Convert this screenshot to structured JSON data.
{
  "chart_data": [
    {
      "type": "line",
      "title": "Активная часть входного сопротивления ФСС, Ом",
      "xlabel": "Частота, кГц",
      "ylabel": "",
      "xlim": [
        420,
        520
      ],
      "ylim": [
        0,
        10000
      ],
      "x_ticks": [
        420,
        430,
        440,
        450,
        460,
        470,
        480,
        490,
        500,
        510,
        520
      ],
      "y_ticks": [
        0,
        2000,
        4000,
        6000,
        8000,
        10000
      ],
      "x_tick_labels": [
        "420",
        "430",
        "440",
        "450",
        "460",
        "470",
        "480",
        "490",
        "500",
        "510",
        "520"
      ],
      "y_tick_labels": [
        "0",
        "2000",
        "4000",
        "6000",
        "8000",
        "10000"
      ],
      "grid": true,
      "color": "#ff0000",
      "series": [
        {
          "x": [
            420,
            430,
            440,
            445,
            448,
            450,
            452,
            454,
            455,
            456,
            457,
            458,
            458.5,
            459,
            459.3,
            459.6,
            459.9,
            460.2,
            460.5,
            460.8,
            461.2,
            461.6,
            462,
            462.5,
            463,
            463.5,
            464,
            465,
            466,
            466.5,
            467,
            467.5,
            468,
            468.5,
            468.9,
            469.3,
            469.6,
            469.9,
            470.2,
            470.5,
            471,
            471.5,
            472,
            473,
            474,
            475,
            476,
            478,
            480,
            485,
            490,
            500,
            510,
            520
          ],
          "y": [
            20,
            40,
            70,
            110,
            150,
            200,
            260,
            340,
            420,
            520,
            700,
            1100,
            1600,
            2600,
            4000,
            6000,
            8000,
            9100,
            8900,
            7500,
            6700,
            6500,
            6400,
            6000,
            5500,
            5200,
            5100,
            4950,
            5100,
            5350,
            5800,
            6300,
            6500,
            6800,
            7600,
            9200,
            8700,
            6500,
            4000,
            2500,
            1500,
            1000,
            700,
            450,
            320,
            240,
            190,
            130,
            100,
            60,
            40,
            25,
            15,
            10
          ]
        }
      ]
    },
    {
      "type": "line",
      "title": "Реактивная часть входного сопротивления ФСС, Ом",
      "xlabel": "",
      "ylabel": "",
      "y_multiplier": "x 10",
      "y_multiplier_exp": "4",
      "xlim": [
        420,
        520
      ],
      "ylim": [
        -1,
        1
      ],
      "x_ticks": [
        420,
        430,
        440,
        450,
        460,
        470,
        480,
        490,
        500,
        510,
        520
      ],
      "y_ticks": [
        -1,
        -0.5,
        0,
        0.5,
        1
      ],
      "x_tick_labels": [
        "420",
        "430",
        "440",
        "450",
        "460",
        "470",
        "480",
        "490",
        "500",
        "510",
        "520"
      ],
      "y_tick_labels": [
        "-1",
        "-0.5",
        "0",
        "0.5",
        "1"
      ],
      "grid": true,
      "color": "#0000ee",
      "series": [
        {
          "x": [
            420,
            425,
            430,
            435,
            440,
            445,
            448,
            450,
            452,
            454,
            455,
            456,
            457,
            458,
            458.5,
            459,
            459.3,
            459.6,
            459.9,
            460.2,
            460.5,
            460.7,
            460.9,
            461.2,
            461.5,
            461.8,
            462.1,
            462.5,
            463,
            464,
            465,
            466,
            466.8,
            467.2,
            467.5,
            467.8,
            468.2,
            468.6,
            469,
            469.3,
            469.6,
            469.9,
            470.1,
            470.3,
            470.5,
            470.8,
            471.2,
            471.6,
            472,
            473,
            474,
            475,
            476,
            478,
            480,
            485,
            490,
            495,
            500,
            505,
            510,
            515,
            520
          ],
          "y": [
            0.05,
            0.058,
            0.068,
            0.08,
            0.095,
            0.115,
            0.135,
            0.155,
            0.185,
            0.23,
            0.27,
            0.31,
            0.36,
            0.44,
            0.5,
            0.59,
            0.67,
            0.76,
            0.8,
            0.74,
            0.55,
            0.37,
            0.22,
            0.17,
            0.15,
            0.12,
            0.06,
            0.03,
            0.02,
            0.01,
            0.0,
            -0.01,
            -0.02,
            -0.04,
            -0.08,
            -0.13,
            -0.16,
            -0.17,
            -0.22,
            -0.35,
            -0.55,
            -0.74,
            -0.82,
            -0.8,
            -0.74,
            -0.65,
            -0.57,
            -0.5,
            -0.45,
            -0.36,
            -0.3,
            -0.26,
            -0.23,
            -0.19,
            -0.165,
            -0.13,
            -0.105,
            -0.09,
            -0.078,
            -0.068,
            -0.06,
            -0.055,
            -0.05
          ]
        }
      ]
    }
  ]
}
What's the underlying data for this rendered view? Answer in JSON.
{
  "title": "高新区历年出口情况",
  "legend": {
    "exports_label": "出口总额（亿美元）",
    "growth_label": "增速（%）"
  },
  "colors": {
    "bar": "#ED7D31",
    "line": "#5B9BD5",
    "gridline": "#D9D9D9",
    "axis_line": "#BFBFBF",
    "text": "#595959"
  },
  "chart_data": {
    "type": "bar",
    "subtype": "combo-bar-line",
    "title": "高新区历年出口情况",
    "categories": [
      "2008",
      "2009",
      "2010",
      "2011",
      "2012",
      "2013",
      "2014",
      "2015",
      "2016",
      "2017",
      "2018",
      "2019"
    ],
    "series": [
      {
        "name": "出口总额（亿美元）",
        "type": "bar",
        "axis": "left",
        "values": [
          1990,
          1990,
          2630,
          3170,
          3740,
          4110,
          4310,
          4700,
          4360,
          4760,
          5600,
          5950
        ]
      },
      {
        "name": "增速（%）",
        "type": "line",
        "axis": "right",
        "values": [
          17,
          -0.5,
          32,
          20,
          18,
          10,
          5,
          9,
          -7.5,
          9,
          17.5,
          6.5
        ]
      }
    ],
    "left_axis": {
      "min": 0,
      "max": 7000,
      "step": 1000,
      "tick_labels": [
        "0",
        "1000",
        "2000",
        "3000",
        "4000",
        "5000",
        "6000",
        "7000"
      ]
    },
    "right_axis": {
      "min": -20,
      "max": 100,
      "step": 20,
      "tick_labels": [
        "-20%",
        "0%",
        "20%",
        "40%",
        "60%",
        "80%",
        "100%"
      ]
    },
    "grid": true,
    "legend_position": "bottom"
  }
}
---+---
• **Work to be completed**:
From the records above, extract every entry exactly as given.

• **Answer to the problem**:
Convert this screenshot to structured JSON data.
{
  "chart_data": [
    {
      "type": "line",
      "title": "Активная часть входного сопротивления ФСС, Ом",
      "xlabel": "Частота, кГц",
      "ylabel": "",
      "xlim": [
        420,
        520
      ],
      "ylim": [
        0,
        10000
      ],
      "x_ticks": [
        420,
        430,
        440,
        450,
        460,
        470,
        480,
        490,
        500,
        510,
        520
      ],
      "y_ticks": [
        0,
        2000,
        4000,
        6000,
        8000,
        10000
      ],
      "x_tick_labels": [
        "420",
        "430",
        "440",
        "450",
        "460",
        "470",
        "480",
        "490",
        "500",
        "510",
        "520"
      ],
      "y_tick_labels": [
        "0",
        "2000",
        "4000",
        "6000",
        "8000",
        "10000"
      ],
      "grid": true,
      "color": "#ff0000",
      "series": [
        {
          "x": [
            420,
            430,
            440,
            445,
            448,
            450,
            452,
            454,
            455,
            456,
            457,
            458,
            458.5,
            459,
            459.3,
            459.6,
            459.9,
            460.2,
            460.5,
            460.8,
            461.2,
            461.6,
            462,
            462.5,
            463,
            463.5,
            464,
            465,
            466,
            466.5,
            467,
            467.5,
            468,
            468.5,
            468.9,
            469.3,
            469.6,
            469.9,
            470.2,
            470.5,
            471,
            471.5,
            472,
            473,
            474,
            475,
            476,
            478,
            480,
            485,
            490,
            500,
            510,
            520
          ],
          "y": [
            20,
            40,
            70,
            110,
            150,
            200,
            260,
            340,
            420,
            520,
            700,
            1100,
            1600,
            2600,
            4000,
            6000,
            8000,
            9100,
            8900,
            7500,
            6700,
            6500,
            6400,
            6000,
            5500,
            5200,
            5100,
            4950,
            5100,
            5350,
            5800,
            6300,
            6500,
            6800,
            7600,
            9200,
            8700,
            6500,
            4000,
            2500,
            1500,
            1000,
            700,
            450,
            320,
            240,
            190,
            130,
            100,
            60,
            40,
            25,
            15,
            10
          ]
        }
      ]
    },
    {
      "type": "line",
      "title": "Реактивная часть входного сопротивления ФСС, Ом",
      "xlabel": "",
      "ylabel": "",
      "y_multiplier": "x 10",
      "y_multiplier_exp": "4",
      "xlim": [
        420,
        520
      ],
      "ylim": [
        -1,
        1
      ],
      "x_ticks": [
        420,
        430,
        440,
        450,
        460,
        470,
        480,
        490,
        500,
        510,
        520
      ],
      "y_ticks": [
        -1,
        -0.5,
        0,
        0.5,
        1
      ],
      "x_tick_labels": [
        "420",
        "430",
        "440",
        "450",
        "460",
        "470",
        "480",
        "490",
        "500",
        "510",
        "520"
      ],
      "y_tick_labels": [
        "-1",
        "-0.5",
        "0",
        "0.5",
        "1"
      ],
      "grid": true,
      "color": "#0000ee",
      "series": [
        {
          "x": [
            420,
            425,
            430,
            435,
            440,
            445,
            448,
            450,
            452,
            454,
            455,
            456,
            457,
            458,
            458.5,
            459,
            459.3,
            459.6,
            459.9,
            460.2,
            460.5,
            460.7,
            460.9,
            461.2,
            461.5,
            461.8,
            462.1,
            462.5,
            463,
            464,
            465,
            466,
            466.8,
            467.2,
            467.5,
            467.8,
            468.2,
            468.6,
            469,
            469.3,
            469.6,
            469.9,
            470.1,
            470.3,
            470.5,
            470.8,
            471.2,
            471.6,
            472,
            473,
            474,
            475,
            476,
            478,
            480,
            485,
            490,
            495,
            500,
            505,
            510,
            515,
            520
          ],
          "y": [
            0.05,
            0.058,
            0.068,
            0.08,
            0.095,
            0.115,
            0.135,
            0.155,
            0.185,
            0.23,
            0.27,
            0.31,
            0.36,
            0.44,
            0.5,
            0.59,
            0.67,
            0.76,
            0.8,
            0.74,
            0.55,
            0.37,
            0.22,
            0.17,
            0.15,
            0.12,
            0.06,
            0.03,
            0.02,
            0.01,
            0.0,
            -0.01,
            -0.02,
            -0.04,
            -0.08,
            -0.13,
            -0.16,
            -0.17,
            -0.22,
            -0.35,
            -0.55,
            -0.74,
            -0.82,
            -0.8,
            -0.74,
            -0.65,
            -0.57,
            -0.5,
            -0.45,
            -0.36,
            -0.3,
            -0.26,
            -0.23,
            -0.19,
            -0.165,
            -0.13,
            -0.105,
            -0.09,
            -0.078,
            -0.068,
            -0.06,
            -0.055,
            -0.05
          ]
        }
      ]
    }
  ]
}
What's the underlying data for this rendered view? Answer in JSON.
{
  "title": "高新区历年出口情况",
  "legend": {
    "exports_label": "出口总额（亿美元）",
    "growth_label": "增速（%）"
  },
  "colors": {
    "bar": "#ED7D31",
    "line": "#5B9BD5",
    "gridline": "#D9D9D9",
    "axis_line": "#BFBFBF",
    "text": "#595959"
  },
  "chart_data": {
    "type": "bar",
    "subtype": "combo-bar-line",
    "title": "高新区历年出口情况",
    "categories": [
      "2008",
      "2009",
      "2010",
      "2011",
      "2012",
      "2013",
      "2014",
      "2015",
      "2016",
      "2017",
      "2018",
      "2019"
    ],
    "series": [
      {
        "name": "出口总额（亿美元）",
        "type": "bar",
        "axis": "left",
        "values": [
          1990,
          1990,
          2630,
          3170,
          3740,
          4110,
          4310,
          4700,
          4360,
          4760,
          5600,
          5950
        ]
      },
      {
        "name": "增速（%）",
        "type": "line",
        "axis": "right",
        "values": [
          17,
          -0.5,
          32,
          20,
          18,
          10,
          5,
          9,
          -7.5,
          9,
          17.5,
          6.5
        ]
      }
    ],
    "left_axis": {
      "min": 0,
      "max": 7000,
      "step": 1000,
      "tick_labels": [
        "0",
        "1000",
        "2000",
        "3000",
        "4000",
        "5000",
        "6000",
        "7000"
      ]
    },
    "right_axis": {
      "min": -20,
      "max": 100,
      "step": 20,
      "tick_labels": [
        "-20%",
        "0%",
        "20%",
        "40%",
        "60%",
        "80%",
        "100%"
      ]
    },
    "grid": true,
    "legend_position": "bottom"
  }
}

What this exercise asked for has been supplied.